══ DATASET RECORDS

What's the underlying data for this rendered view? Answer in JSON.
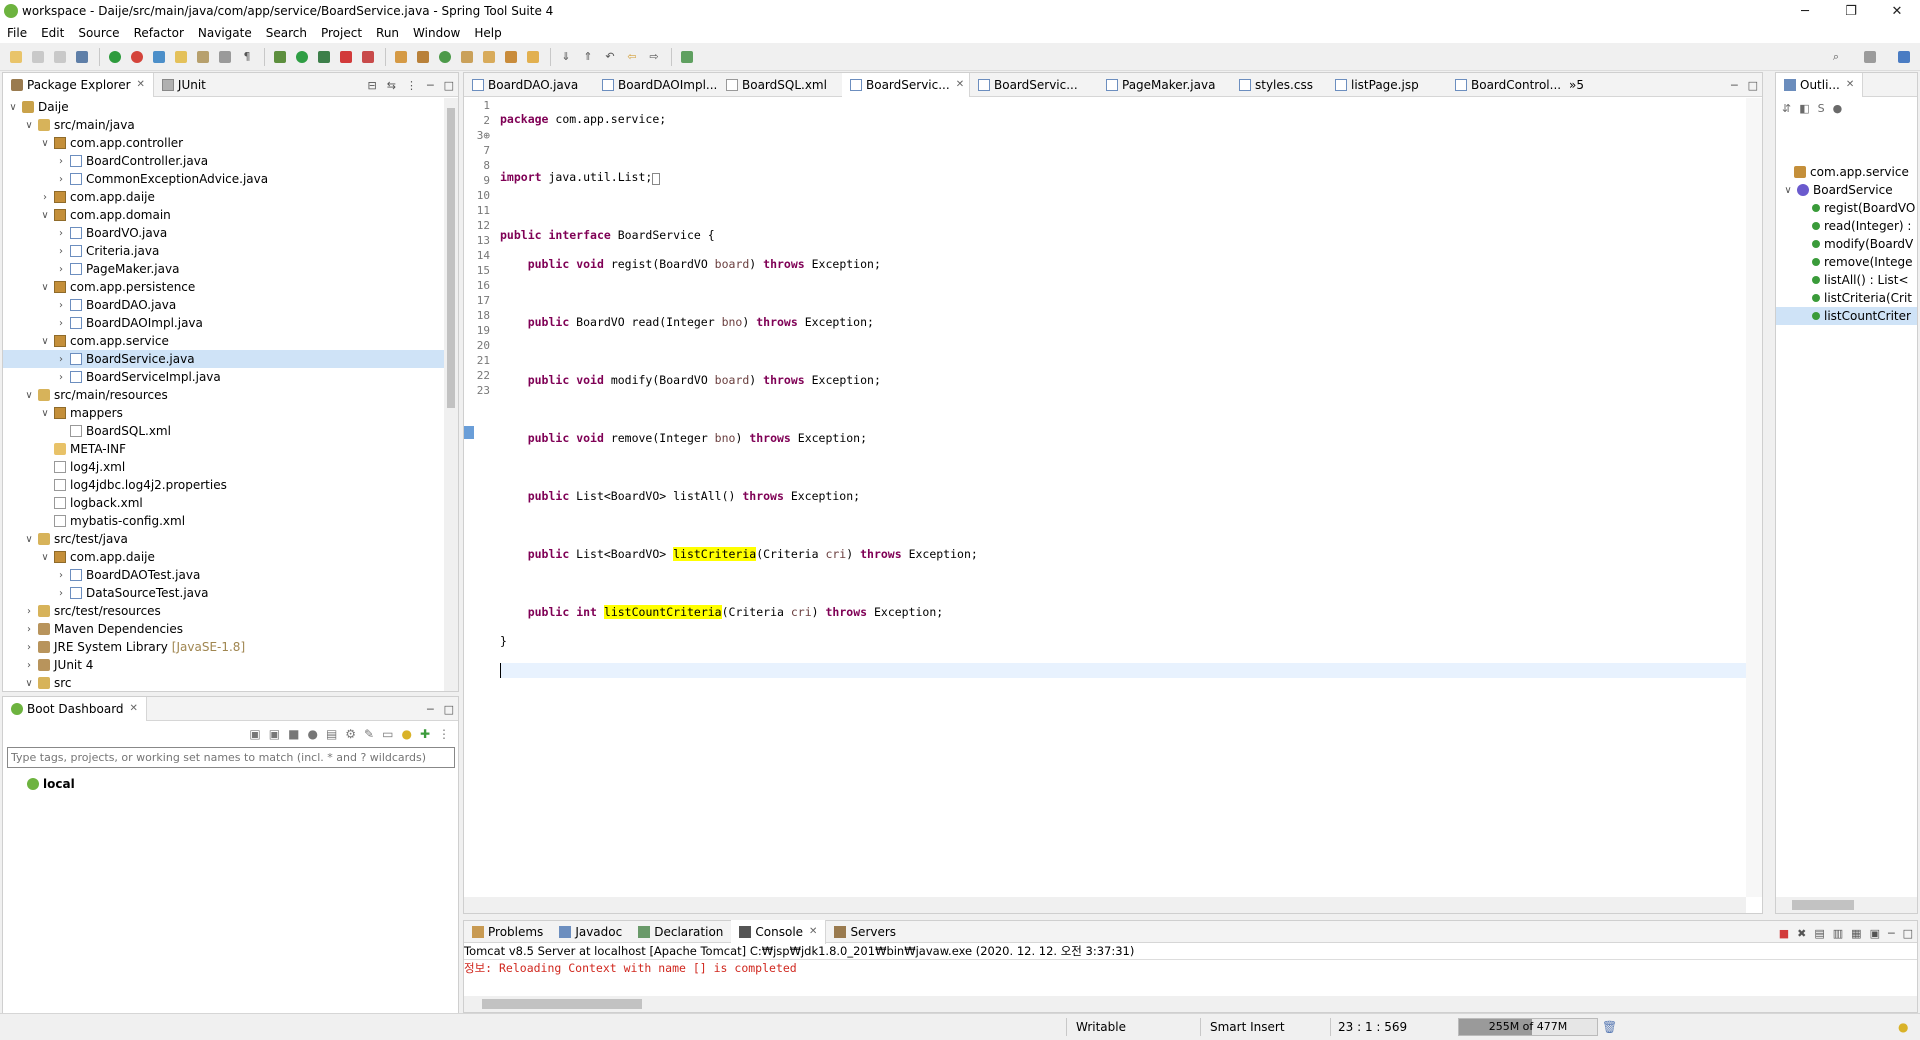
{
  "window": {
    "title": "workspace - Daije/src/main/java/com/app/service/BoardService.java - Spring Tool Suite 4",
    "minimize": "─",
    "maximize": "❐",
    "close": "✕"
  },
  "menu": [
    "File",
    "Edit",
    "Source",
    "Refactor",
    "Navigate",
    "Search",
    "Project",
    "Run",
    "Window",
    "Help"
  ],
  "package_explorer": {
    "tabs": [
      "Package Explorer",
      "JUnit"
    ],
    "tree": [
      {
        "label": "Daije",
        "indent": 0,
        "tw": "∨",
        "icon": "proj"
      },
      {
        "label": "src/main/java",
        "indent": 1,
        "tw": "∨",
        "icon": "src"
      },
      {
        "label": "com.app.controller",
        "indent": 2,
        "tw": "∨",
        "icon": "pkg"
      },
      {
        "label": "BoardController.java",
        "indent": 3,
        "tw": "›",
        "icon": "java"
      },
      {
        "label": "CommonExceptionAdvice.java",
        "indent": 3,
        "tw": "›",
        "icon": "java"
      },
      {
        "label": "com.app.daije",
        "indent": 2,
        "tw": "›",
        "icon": "pkg"
      },
      {
        "label": "com.app.domain",
        "indent": 2,
        "tw": "∨",
        "icon": "pkg"
      },
      {
        "label": "BoardVO.java",
        "indent": 3,
        "tw": "›",
        "icon": "java"
      },
      {
        "label": "Criteria.java",
        "indent": 3,
        "tw": "›",
        "icon": "java"
      },
      {
        "label": "PageMaker.java",
        "indent": 3,
        "tw": "›",
        "icon": "java"
      },
      {
        "label": "com.app.persistence",
        "indent": 2,
        "tw": "∨",
        "icon": "pkg"
      },
      {
        "label": "BoardDAO.java",
        "indent": 3,
        "tw": "›",
        "icon": "java"
      },
      {
        "label": "BoardDAOImpl.java",
        "indent": 3,
        "tw": "›",
        "icon": "java"
      },
      {
        "label": "com.app.service",
        "indent": 2,
        "tw": "∨",
        "icon": "pkg"
      },
      {
        "label": "BoardService.java",
        "indent": 3,
        "tw": "›",
        "icon": "java",
        "selected": true
      },
      {
        "label": "BoardServiceImpl.java",
        "indent": 3,
        "tw": "›",
        "icon": "java"
      },
      {
        "label": "src/main/resources",
        "indent": 1,
        "tw": "∨",
        "icon": "src"
      },
      {
        "label": "mappers",
        "indent": 2,
        "tw": "∨",
        "icon": "pkg"
      },
      {
        "label": "BoardSQL.xml",
        "indent": 3,
        "tw": "",
        "icon": "xml"
      },
      {
        "label": "META-INF",
        "indent": 2,
        "tw": "",
        "icon": "folder"
      },
      {
        "label": "log4j.xml",
        "indent": 2,
        "tw": "",
        "icon": "xml"
      },
      {
        "label": "log4jdbc.log4j2.properties",
        "indent": 2,
        "tw": "",
        "icon": "xml"
      },
      {
        "label": "logback.xml",
        "indent": 2,
        "tw": "",
        "icon": "xml"
      },
      {
        "label": "mybatis-config.xml",
        "indent": 2,
        "tw": "",
        "icon": "xml"
      },
      {
        "label": "src/test/java",
        "indent": 1,
        "tw": "∨",
        "icon": "src"
      },
      {
        "label": "com.app.daije",
        "indent": 2,
        "tw": "∨",
        "icon": "pkg"
      },
      {
        "label": "BoardDAOTest.java",
        "indent": 3,
        "tw": "›",
        "icon": "java"
      },
      {
        "label": "DataSourceTest.java",
        "indent": 3,
        "tw": "›",
        "icon": "java"
      },
      {
        "label": "src/test/resources",
        "indent": 1,
        "tw": "›",
        "icon": "src"
      },
      {
        "label": "Maven Dependencies",
        "indent": 1,
        "tw": "›",
        "icon": "jar"
      },
      {
        "label": "JRE System Library",
        "indent": 1,
        "tw": "›",
        "icon": "jar",
        "suffix": "[JavaSE-1.8]"
      },
      {
        "label": "JUnit 4",
        "indent": 1,
        "tw": "›",
        "icon": "jar"
      },
      {
        "label": "src",
        "indent": 1,
        "tw": "∨",
        "icon": "src"
      }
    ]
  },
  "boot_dashboard": {
    "tab": "Boot Dashboard",
    "filter_placeholder": "Type tags, projects, or working set names to match (incl. * and ? wildcards)",
    "items": [
      "local"
    ]
  },
  "editor": {
    "tabs": [
      "BoardDAO.java",
      "BoardDAOImpl...",
      "BoardSQL.xml",
      "BoardServic...",
      "BoardServic...",
      "PageMaker.java",
      "styles.css",
      "listPage.jsp",
      "BoardControl..."
    ],
    "overflow": "»5",
    "line_numbers": [
      "1",
      "2",
      "3⊕",
      "7",
      "8",
      "9",
      "10",
      "11",
      "12",
      "13",
      "14",
      "15",
      "16",
      "17",
      "18",
      "19",
      "20",
      "21",
      "22",
      "23"
    ]
  },
  "outline": {
    "tab": "Outli...",
    "items": [
      "com.app.service",
      "BoardService",
      "regist(BoardVO",
      "read(Integer) :",
      "modify(BoardV",
      "remove(Intege",
      "listAll() : List<",
      "listCriteria(Crit",
      "listCountCriter"
    ]
  },
  "bottom": {
    "tabs": [
      "Problems",
      "Javadoc",
      "Declaration",
      "Console",
      "Servers"
    ],
    "console_header": "Tomcat v8.5 Server at localhost [Apache Tomcat] C:₩jsp₩jdk1.8.0_201₩bin₩javaw.exe  (2020. 12. 12. 오전 3:37:31)",
    "console_line": "정보: Reloading Context with name [] is completed"
  },
  "status": {
    "writable": "Writable",
    "insert": "Smart Insert",
    "position": "23 : 1 : 569",
    "heap": "255M of 477M",
    "heap_fraction": 0.53
  }
}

════

PROBLEM TO SOLVE>
Copy every record character for character. Skip the pictures.

RESULT FOR THIS TASK>
What's the underlying data for this rendered view? Answer in JSON.
{
  "window": {
    "title": "workspace - Daije/src/main/java/com/app/service/BoardService.java - Spring Tool Suite 4",
    "minimize": "─",
    "maximize": "❐",
    "close": "✕"
  },
  "menu": [
    "File",
    "Edit",
    "Source",
    "Refactor",
    "Navigate",
    "Search",
    "Project",
    "Run",
    "Window",
    "Help"
  ],
  "package_explorer": {
    "tabs": [
      "Package Explorer",
      "JUnit"
    ],
    "tree": [
      {
        "label": "Daije",
        "indent": 0,
        "tw": "∨",
        "icon": "proj"
      },
      {
        "label": "src/main/java",
        "indent": 1,
        "tw": "∨",
        "icon": "src"
      },
      {
        "label": "com.app.controller",
        "indent": 2,
        "tw": "∨",
        "icon": "pkg"
      },
      {
        "label": "BoardController.java",
        "indent": 3,
        "tw": "›",
        "icon": "java"
      },
      {
        "label": "CommonExceptionAdvice.java",
        "indent": 3,
        "tw": "›",
        "icon": "java"
      },
      {
        "label": "com.app.daije",
        "indent": 2,
        "tw": "›",
        "icon": "pkg"
      },
      {
        "label": "com.app.domain",
        "indent": 2,
        "tw": "∨",
        "icon": "pkg"
      },
      {
        "label": "BoardVO.java",
        "indent": 3,
        "tw": "›",
        "icon": "java"
      },
      {
        "label": "Criteria.java",
        "indent": 3,
        "tw": "›",
        "icon": "java"
      },
      {
        "label": "PageMaker.java",
        "indent": 3,
        "tw": "›",
        "icon": "java"
      },
      {
        "label": "com.app.persistence",
        "indent": 2,
        "tw": "∨",
        "icon": "pkg"
      },
      {
        "label": "BoardDAO.java",
        "indent": 3,
        "tw": "›",
        "icon": "java"
      },
      {
        "label": "BoardDAOImpl.java",
        "indent": 3,
        "tw": "›",
        "icon": "java"
      },
      {
        "label": "com.app.service",
        "indent": 2,
        "tw": "∨",
        "icon": "pkg"
      },
      {
        "label": "BoardService.java",
        "indent": 3,
        "tw": "›",
        "icon": "java",
        "selected": true
      },
      {
        "label": "BoardServiceImpl.java",
        "indent": 3,
        "tw": "›",
        "icon": "java"
      },
      {
        "label": "src/main/resources",
        "indent": 1,
        "tw": "∨",
        "icon": "src"
      },
      {
        "label": "mappers",
        "indent": 2,
        "tw": "∨",
        "icon": "pkg"
      },
      {
        "label": "BoardSQL.xml",
        "indent": 3,
        "tw": "",
        "icon": "xml"
      },
      {
        "label": "META-INF",
        "indent": 2,
        "tw": "",
        "icon": "folder"
      },
      {
        "label": "log4j.xml",
        "indent": 2,
        "tw": "",
        "icon": "xml"
      },
      {
        "label": "log4jdbc.log4j2.properties",
        "indent": 2,
        "tw": "",
        "icon": "xml"
      },
      {
        "label": "logback.xml",
        "indent": 2,
        "tw": "",
        "icon": "xml"
      },
      {
        "label": "mybatis-config.xml",
        "indent": 2,
        "tw": "",
        "icon": "xml"
      },
      {
        "label": "src/test/java",
        "indent": 1,
        "tw": "∨",
        "icon": "src"
      },
      {
        "label": "com.app.daije",
        "indent": 2,
        "tw": "∨",
        "icon": "pkg"
      },
      {
        "label": "BoardDAOTest.java",
        "indent": 3,
        "tw": "›",
        "icon": "java"
      },
      {
        "label": "DataSourceTest.java",
        "indent": 3,
        "tw": "›",
        "icon": "java"
      },
      {
        "label": "src/test/resources",
        "indent": 1,
        "tw": "›",
        "icon": "src"
      },
      {
        "label": "Maven Dependencies",
        "indent": 1,
        "tw": "›",
        "icon": "jar"
      },
      {
        "label": "JRE System Library",
        "indent": 1,
        "tw": "›",
        "icon": "jar",
        "suffix": "[JavaSE-1.8]"
      },
      {
        "label": "JUnit 4",
        "indent": 1,
        "tw": "›",
        "icon": "jar"
      },
      {
        "label": "src",
        "indent": 1,
        "tw": "∨",
        "icon": "src"
      }
    ]
  },
  "boot_dashboard": {
    "tab": "Boot Dashboard",
    "filter_placeholder": "Type tags, projects, or working set names to match (incl. * and ? wildcards)",
    "items": [
      "local"
    ]
  },
  "editor": {
    "tabs": [
      "BoardDAO.java",
      "BoardDAOImpl...",
      "BoardSQL.xml",
      "BoardServic...",
      "BoardServic...",
      "PageMaker.java",
      "styles.css",
      "listPage.jsp",
      "BoardControl..."
    ],
    "overflow": "»5",
    "line_numbers": [
      "1",
      "2",
      "3⊕",
      "7",
      "8",
      "9",
      "10",
      "11",
      "12",
      "13",
      "14",
      "15",
      "16",
      "17",
      "18",
      "19",
      "20",
      "21",
      "22",
      "23"
    ]
  },
  "outline": {
    "tab": "Outli...",
    "items": [
      "com.app.service",
      "BoardService",
      "regist(BoardVO",
      "read(Integer) :",
      "modify(BoardV",
      "remove(Intege",
      "listAll() : List<",
      "listCriteria(Crit",
      "listCountCriter"
    ]
  },
  "bottom": {
    "tabs": [
      "Problems",
      "Javadoc",
      "Declaration",
      "Console",
      "Servers"
    ],
    "console_header": "Tomcat v8.5 Server at localhost [Apache Tomcat] C:₩jsp₩jdk1.8.0_201₩bin₩javaw.exe  (2020. 12. 12. 오전 3:37:31)",
    "console_line": "정보: Reloading Context with name [] is completed"
  },
  "status": {
    "writable": "Writable",
    "insert": "Smart Insert",
    "position": "23 : 1 : 569",
    "heap": "255M of 477M",
    "heap_fraction": 0.53
  }
}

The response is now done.